* BEGIN RECORD LIST *

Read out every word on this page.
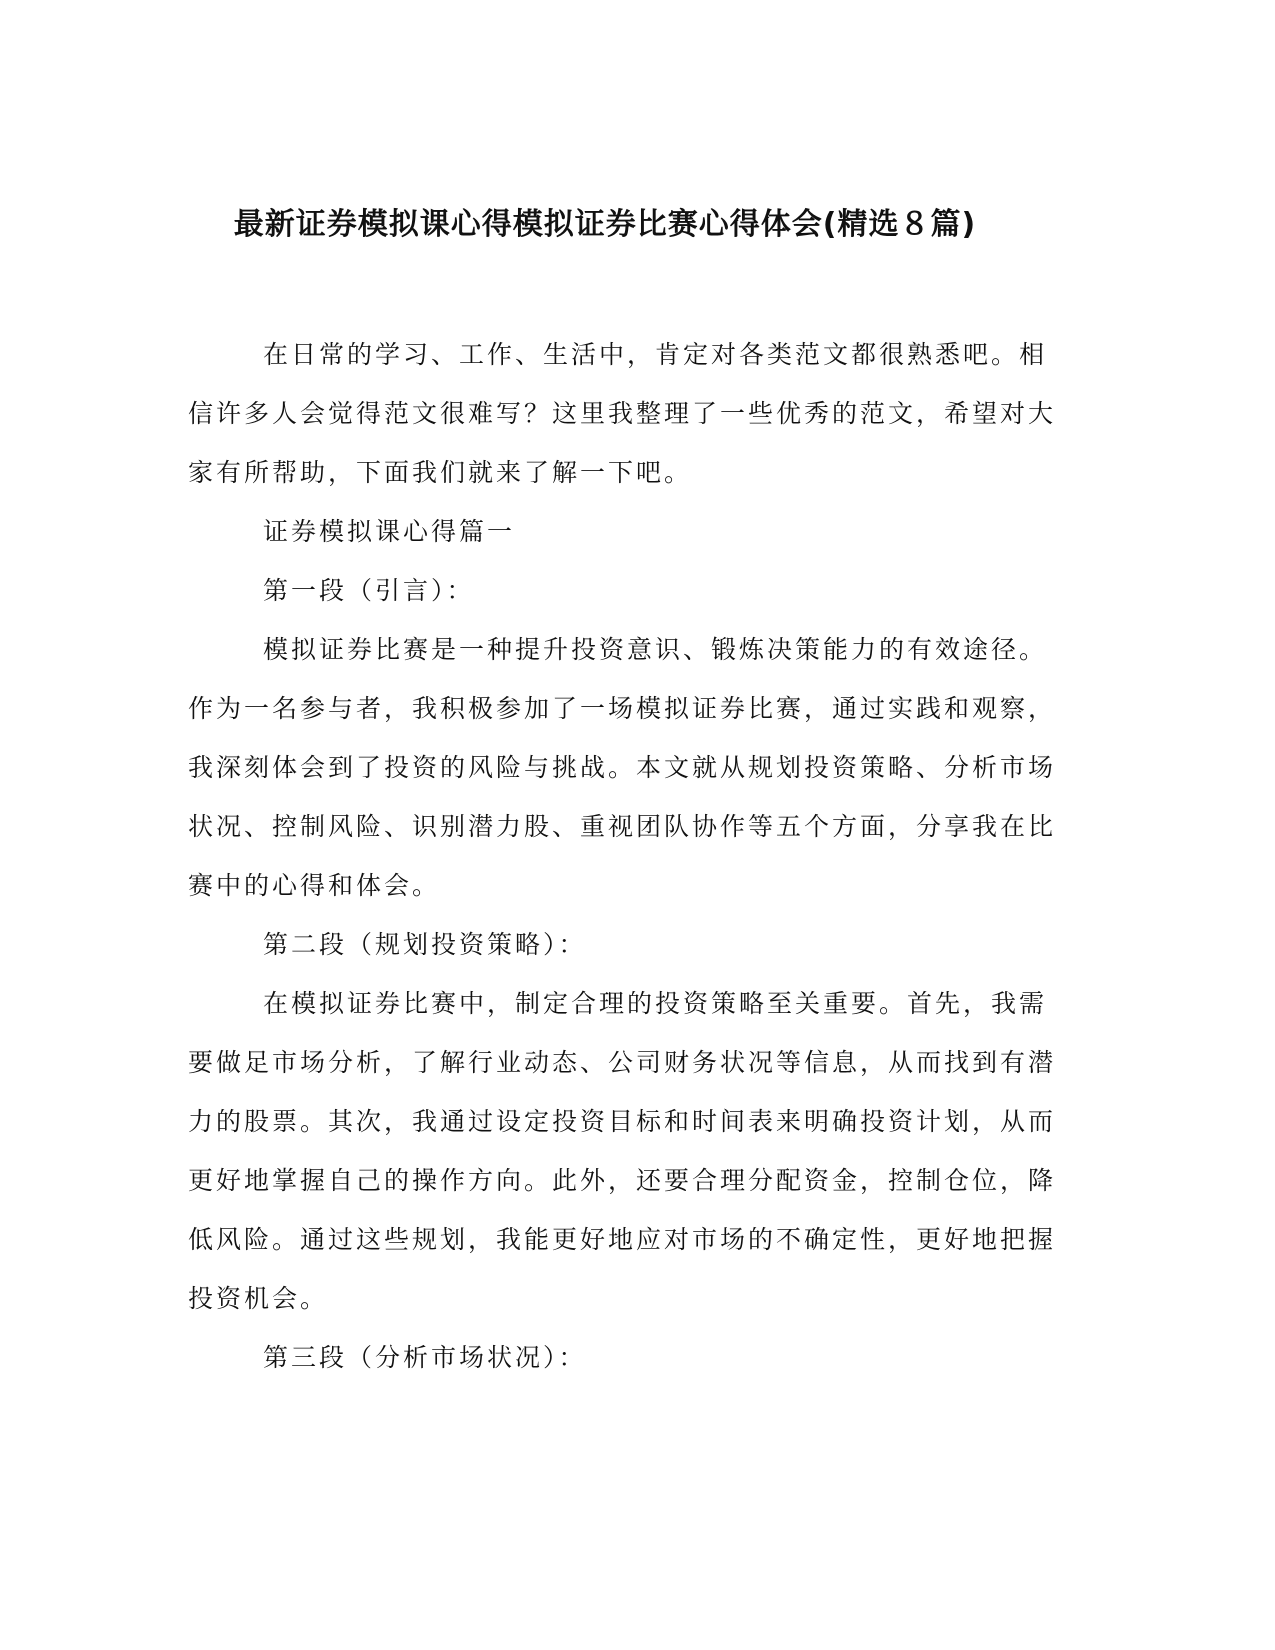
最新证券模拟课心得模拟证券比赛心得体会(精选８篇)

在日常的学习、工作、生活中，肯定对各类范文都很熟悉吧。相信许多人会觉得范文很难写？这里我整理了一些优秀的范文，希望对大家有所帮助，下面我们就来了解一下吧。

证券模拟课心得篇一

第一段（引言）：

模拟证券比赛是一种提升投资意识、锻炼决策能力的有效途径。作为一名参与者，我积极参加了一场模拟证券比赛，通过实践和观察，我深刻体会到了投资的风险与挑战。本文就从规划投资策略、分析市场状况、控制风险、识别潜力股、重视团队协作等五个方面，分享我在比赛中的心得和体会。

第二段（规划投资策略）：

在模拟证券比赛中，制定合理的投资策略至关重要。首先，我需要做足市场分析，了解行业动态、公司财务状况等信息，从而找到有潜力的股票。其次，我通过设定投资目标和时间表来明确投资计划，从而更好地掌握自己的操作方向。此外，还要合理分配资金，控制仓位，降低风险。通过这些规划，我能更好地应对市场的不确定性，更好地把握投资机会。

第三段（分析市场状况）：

* END RECORD LIST *
* BEGIN RECORD LIST *

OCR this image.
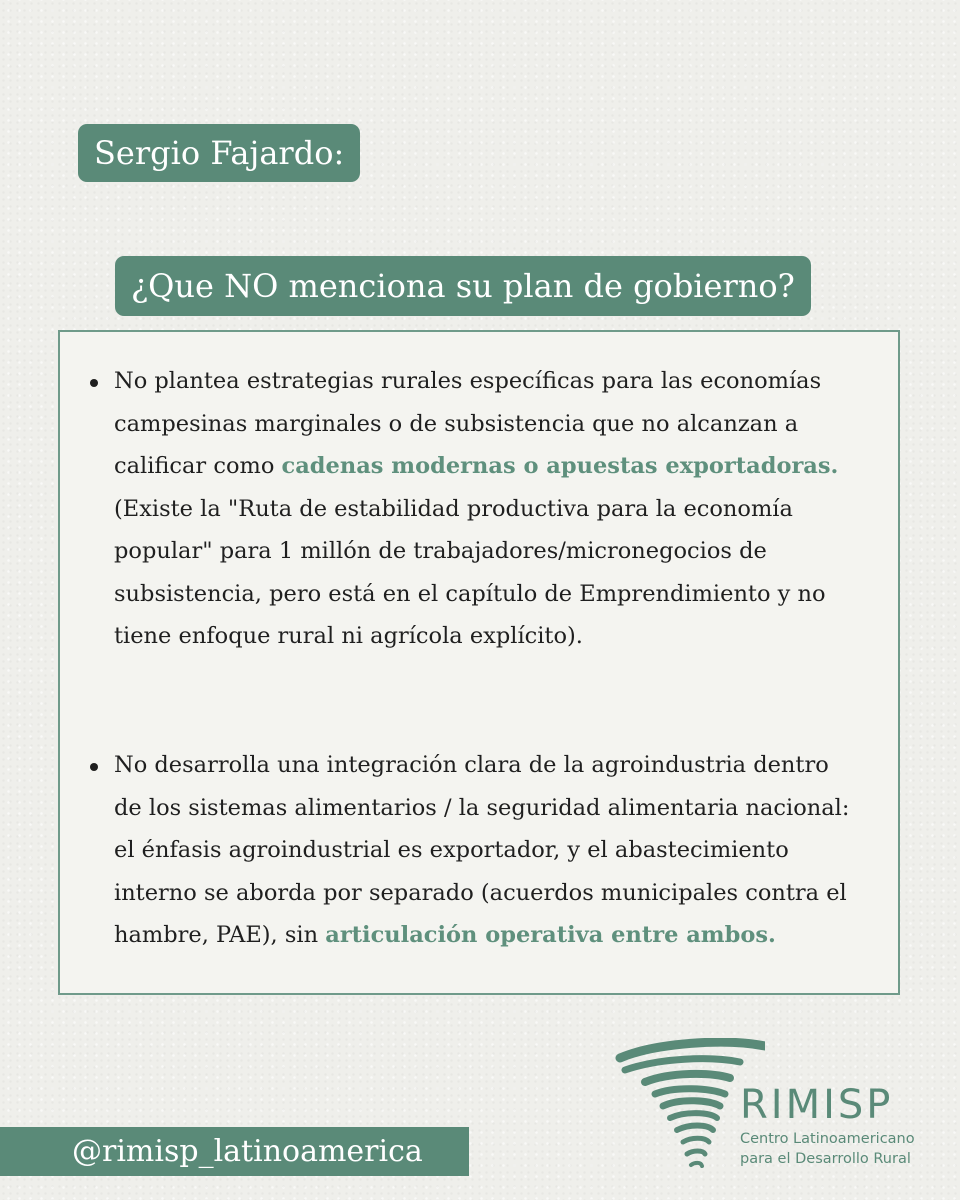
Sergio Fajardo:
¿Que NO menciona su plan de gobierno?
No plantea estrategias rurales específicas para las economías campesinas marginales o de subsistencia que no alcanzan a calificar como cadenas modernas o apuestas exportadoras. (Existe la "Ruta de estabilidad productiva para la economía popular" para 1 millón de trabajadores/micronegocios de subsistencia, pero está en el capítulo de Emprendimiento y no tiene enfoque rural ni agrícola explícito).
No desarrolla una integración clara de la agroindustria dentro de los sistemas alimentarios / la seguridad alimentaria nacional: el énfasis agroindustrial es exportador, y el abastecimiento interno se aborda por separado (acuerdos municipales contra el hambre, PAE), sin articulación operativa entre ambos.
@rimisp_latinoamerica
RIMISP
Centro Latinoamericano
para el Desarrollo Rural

* END RECORD LIST *
* BEGIN RECORD LIST *

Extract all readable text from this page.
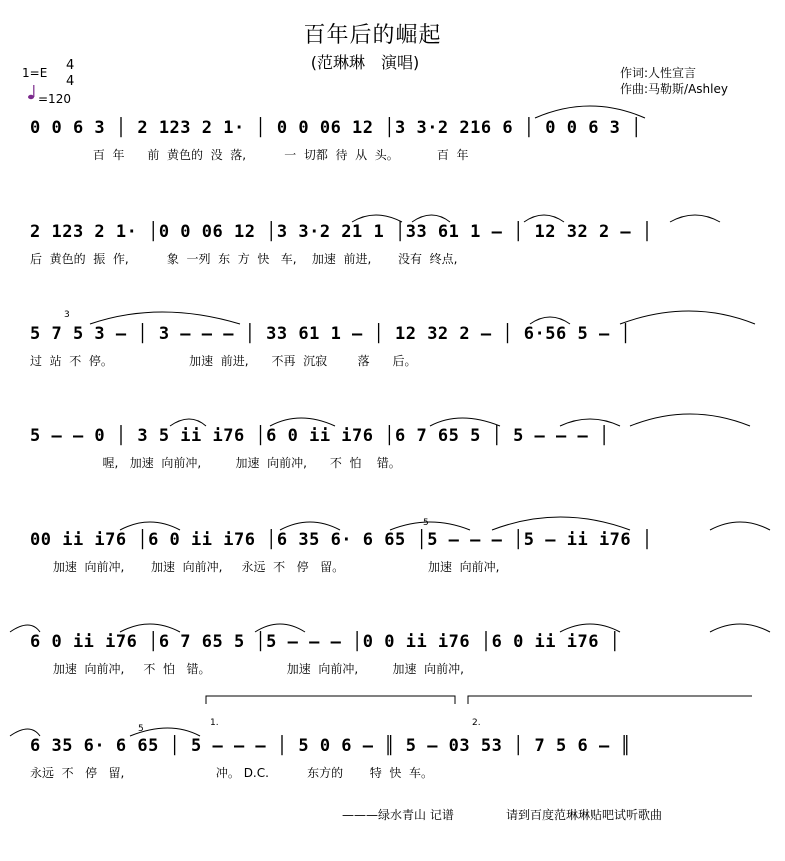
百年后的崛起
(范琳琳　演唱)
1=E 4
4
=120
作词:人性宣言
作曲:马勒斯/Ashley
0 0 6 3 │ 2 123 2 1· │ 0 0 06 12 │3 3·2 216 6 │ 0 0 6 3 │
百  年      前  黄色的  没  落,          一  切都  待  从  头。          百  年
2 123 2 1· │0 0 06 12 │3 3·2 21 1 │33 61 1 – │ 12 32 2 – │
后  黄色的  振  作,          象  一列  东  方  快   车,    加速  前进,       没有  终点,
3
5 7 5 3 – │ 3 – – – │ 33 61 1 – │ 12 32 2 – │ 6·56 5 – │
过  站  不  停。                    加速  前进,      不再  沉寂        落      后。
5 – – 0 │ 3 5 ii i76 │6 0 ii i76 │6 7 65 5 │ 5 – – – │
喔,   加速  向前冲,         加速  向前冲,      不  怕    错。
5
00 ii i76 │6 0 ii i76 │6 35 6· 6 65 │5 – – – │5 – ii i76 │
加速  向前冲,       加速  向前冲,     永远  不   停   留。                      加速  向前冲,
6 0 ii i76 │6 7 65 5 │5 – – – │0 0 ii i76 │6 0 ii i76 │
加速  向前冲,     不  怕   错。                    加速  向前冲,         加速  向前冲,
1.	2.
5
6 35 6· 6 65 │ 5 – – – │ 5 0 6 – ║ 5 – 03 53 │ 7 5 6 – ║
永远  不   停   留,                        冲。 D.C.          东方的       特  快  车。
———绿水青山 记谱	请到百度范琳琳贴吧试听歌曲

* END RECORD LIST *

[PROMPT]: Look through the entries above for the word "分析市场状况". Copy every line where it shows up.

[EXPECTED ANSWER]:
模拟证券比赛是一种提升投资意识、锻炼决策能力的有效途径。作为一名参与者，我积极参加了一场模拟证券比赛，通过实践和观察，我深刻体会到了投资的风险与挑战。本文就从规划投资策略、分析市场状况、控制风险、识别潜力股、重视团队协作等五个方面，分享我在比赛中的心得和体会。
第三段（分析市场状况）：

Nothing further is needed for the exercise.